- Goal of the exercise
Return the material below in full and exactly.

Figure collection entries
▼▼▼

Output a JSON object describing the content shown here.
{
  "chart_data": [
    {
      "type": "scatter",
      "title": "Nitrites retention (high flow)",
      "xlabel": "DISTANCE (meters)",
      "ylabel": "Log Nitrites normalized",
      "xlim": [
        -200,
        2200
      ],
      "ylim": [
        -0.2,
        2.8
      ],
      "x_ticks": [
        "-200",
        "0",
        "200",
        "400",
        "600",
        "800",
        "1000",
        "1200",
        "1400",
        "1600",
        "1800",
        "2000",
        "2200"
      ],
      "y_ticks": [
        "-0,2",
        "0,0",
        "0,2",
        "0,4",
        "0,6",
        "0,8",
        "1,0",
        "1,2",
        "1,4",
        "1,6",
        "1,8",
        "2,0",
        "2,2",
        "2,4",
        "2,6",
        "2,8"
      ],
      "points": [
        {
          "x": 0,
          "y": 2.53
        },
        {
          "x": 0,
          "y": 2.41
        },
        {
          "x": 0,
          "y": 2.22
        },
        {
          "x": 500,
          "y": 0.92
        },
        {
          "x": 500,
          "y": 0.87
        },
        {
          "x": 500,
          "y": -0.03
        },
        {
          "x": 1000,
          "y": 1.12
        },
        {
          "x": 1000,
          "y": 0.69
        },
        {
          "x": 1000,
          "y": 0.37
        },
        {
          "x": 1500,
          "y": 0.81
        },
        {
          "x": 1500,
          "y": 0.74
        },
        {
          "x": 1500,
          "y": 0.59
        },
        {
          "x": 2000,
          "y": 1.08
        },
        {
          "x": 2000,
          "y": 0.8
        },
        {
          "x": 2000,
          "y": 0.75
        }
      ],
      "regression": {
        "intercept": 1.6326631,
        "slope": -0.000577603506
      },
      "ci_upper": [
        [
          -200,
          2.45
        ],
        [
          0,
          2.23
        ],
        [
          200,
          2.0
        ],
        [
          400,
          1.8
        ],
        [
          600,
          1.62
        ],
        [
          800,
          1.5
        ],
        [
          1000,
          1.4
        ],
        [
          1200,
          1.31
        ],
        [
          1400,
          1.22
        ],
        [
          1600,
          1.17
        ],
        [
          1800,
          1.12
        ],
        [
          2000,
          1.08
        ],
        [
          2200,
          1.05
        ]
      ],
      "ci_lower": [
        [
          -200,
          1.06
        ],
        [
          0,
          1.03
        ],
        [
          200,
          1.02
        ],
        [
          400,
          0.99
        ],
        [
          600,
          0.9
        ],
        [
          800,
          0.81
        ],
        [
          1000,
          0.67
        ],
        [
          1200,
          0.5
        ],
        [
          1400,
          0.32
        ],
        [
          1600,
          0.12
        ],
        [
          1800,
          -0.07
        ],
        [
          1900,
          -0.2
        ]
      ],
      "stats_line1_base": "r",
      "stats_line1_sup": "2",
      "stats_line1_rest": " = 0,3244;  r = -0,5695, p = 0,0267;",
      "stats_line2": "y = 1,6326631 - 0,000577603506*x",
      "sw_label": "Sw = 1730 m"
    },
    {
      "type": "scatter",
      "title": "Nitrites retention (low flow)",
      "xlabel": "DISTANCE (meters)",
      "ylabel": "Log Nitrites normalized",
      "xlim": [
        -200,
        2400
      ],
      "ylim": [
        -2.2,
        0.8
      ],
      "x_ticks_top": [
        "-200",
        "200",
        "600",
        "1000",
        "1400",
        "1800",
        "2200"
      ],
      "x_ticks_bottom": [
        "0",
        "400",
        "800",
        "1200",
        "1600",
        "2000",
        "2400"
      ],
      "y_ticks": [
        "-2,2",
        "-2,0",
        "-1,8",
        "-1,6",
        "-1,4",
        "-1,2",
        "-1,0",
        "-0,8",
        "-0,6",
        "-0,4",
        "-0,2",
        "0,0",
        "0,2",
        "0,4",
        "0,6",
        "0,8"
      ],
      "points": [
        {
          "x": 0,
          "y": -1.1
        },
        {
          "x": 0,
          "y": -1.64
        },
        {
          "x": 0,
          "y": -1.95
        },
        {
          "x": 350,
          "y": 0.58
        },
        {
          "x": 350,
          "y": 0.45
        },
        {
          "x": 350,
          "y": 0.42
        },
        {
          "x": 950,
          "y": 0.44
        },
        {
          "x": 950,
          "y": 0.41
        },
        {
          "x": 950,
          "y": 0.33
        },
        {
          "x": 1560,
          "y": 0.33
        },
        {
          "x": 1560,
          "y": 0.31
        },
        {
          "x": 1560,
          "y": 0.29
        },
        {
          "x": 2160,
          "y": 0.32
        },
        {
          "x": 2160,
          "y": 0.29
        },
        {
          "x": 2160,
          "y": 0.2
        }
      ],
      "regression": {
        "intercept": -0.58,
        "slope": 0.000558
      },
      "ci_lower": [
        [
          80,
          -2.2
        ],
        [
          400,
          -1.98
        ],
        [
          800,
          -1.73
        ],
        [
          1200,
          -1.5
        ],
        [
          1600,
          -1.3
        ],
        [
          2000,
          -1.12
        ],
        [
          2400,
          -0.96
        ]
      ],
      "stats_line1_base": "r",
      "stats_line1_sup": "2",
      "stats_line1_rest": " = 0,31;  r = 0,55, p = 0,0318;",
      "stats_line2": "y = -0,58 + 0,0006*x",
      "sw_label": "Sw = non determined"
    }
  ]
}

▲▲▲

- Output for this exercise
Output a JSON object describing the content shown here.
{
  "chart_data": [
    {
      "type": "scatter",
      "title": "Nitrites retention (high flow)",
      "xlabel": "DISTANCE (meters)",
      "ylabel": "Log Nitrites normalized",
      "xlim": [
        -200,
        2200
      ],
      "ylim": [
        -0.2,
        2.8
      ],
      "x_ticks": [
        "-200",
        "0",
        "200",
        "400",
        "600",
        "800",
        "1000",
        "1200",
        "1400",
        "1600",
        "1800",
        "2000",
        "2200"
      ],
      "y_ticks": [
        "-0,2",
        "0,0",
        "0,2",
        "0,4",
        "0,6",
        "0,8",
        "1,0",
        "1,2",
        "1,4",
        "1,6",
        "1,8",
        "2,0",
        "2,2",
        "2,4",
        "2,6",
        "2,8"
      ],
      "points": [
        {
          "x": 0,
          "y": 2.53
        },
        {
          "x": 0,
          "y": 2.41
        },
        {
          "x": 0,
          "y": 2.22
        },
        {
          "x": 500,
          "y": 0.92
        },
        {
          "x": 500,
          "y": 0.87
        },
        {
          "x": 500,
          "y": -0.03
        },
        {
          "x": 1000,
          "y": 1.12
        },
        {
          "x": 1000,
          "y": 0.69
        },
        {
          "x": 1000,
          "y": 0.37
        },
        {
          "x": 1500,
          "y": 0.81
        },
        {
          "x": 1500,
          "y": 0.74
        },
        {
          "x": 1500,
          "y": 0.59
        },
        {
          "x": 2000,
          "y": 1.08
        },
        {
          "x": 2000,
          "y": 0.8
        },
        {
          "x": 2000,
          "y": 0.75
        }
      ],
      "regression": {
        "intercept": 1.6326631,
        "slope": -0.000577603506
      },
      "ci_upper": [
        [
          -200,
          2.45
        ],
        [
          0,
          2.23
        ],
        [
          200,
          2.0
        ],
        [
          400,
          1.8
        ],
        [
          600,
          1.62
        ],
        [
          800,
          1.5
        ],
        [
          1000,
          1.4
        ],
        [
          1200,
          1.31
        ],
        [
          1400,
          1.22
        ],
        [
          1600,
          1.17
        ],
        [
          1800,
          1.12
        ],
        [
          2000,
          1.08
        ],
        [
          2200,
          1.05
        ]
      ],
      "ci_lower": [
        [
          -200,
          1.06
        ],
        [
          0,
          1.03
        ],
        [
          200,
          1.02
        ],
        [
          400,
          0.99
        ],
        [
          600,
          0.9
        ],
        [
          800,
          0.81
        ],
        [
          1000,
          0.67
        ],
        [
          1200,
          0.5
        ],
        [
          1400,
          0.32
        ],
        [
          1600,
          0.12
        ],
        [
          1800,
          -0.07
        ],
        [
          1900,
          -0.2
        ]
      ],
      "stats_line1_base": "r",
      "stats_line1_sup": "2",
      "stats_line1_rest": " = 0,3244;  r = -0,5695, p = 0,0267;",
      "stats_line2": "y = 1,6326631 - 0,000577603506*x",
      "sw_label": "Sw = 1730 m"
    },
    {
      "type": "scatter",
      "title": "Nitrites retention (low flow)",
      "xlabel": "DISTANCE (meters)",
      "ylabel": "Log Nitrites normalized",
      "xlim": [
        -200,
        2400
      ],
      "ylim": [
        -2.2,
        0.8
      ],
      "x_ticks_top": [
        "-200",
        "200",
        "600",
        "1000",
        "1400",
        "1800",
        "2200"
      ],
      "x_ticks_bottom": [
        "0",
        "400",
        "800",
        "1200",
        "1600",
        "2000",
        "2400"
      ],
      "y_ticks": [
        "-2,2",
        "-2,0",
        "-1,8",
        "-1,6",
        "-1,4",
        "-1,2",
        "-1,0",
        "-0,8",
        "-0,6",
        "-0,4",
        "-0,2",
        "0,0",
        "0,2",
        "0,4",
        "0,6",
        "0,8"
      ],
      "points": [
        {
          "x": 0,
          "y": -1.1
        },
        {
          "x": 0,
          "y": -1.64
        },
        {
          "x": 0,
          "y": -1.95
        },
        {
          "x": 350,
          "y": 0.58
        },
        {
          "x": 350,
          "y": 0.45
        },
        {
          "x": 350,
          "y": 0.42
        },
        {
          "x": 950,
          "y": 0.44
        },
        {
          "x": 950,
          "y": 0.41
        },
        {
          "x": 950,
          "y": 0.33
        },
        {
          "x": 1560,
          "y": 0.33
        },
        {
          "x": 1560,
          "y": 0.31
        },
        {
          "x": 1560,
          "y": 0.29
        },
        {
          "x": 2160,
          "y": 0.32
        },
        {
          "x": 2160,
          "y": 0.29
        },
        {
          "x": 2160,
          "y": 0.2
        }
      ],
      "regression": {
        "intercept": -0.58,
        "slope": 0.000558
      },
      "ci_lower": [
        [
          80,
          -2.2
        ],
        [
          400,
          -1.98
        ],
        [
          800,
          -1.73
        ],
        [
          1200,
          -1.5
        ],
        [
          1600,
          -1.3
        ],
        [
          2000,
          -1.12
        ],
        [
          2400,
          -0.96
        ]
      ],
      "stats_line1_base": "r",
      "stats_line1_sup": "2",
      "stats_line1_rest": " = 0,31;  r = 0,55, p = 0,0318;",
      "stats_line2": "y = -0,58 + 0,0006*x",
      "sw_label": "Sw = non determined"
    }
  ]
}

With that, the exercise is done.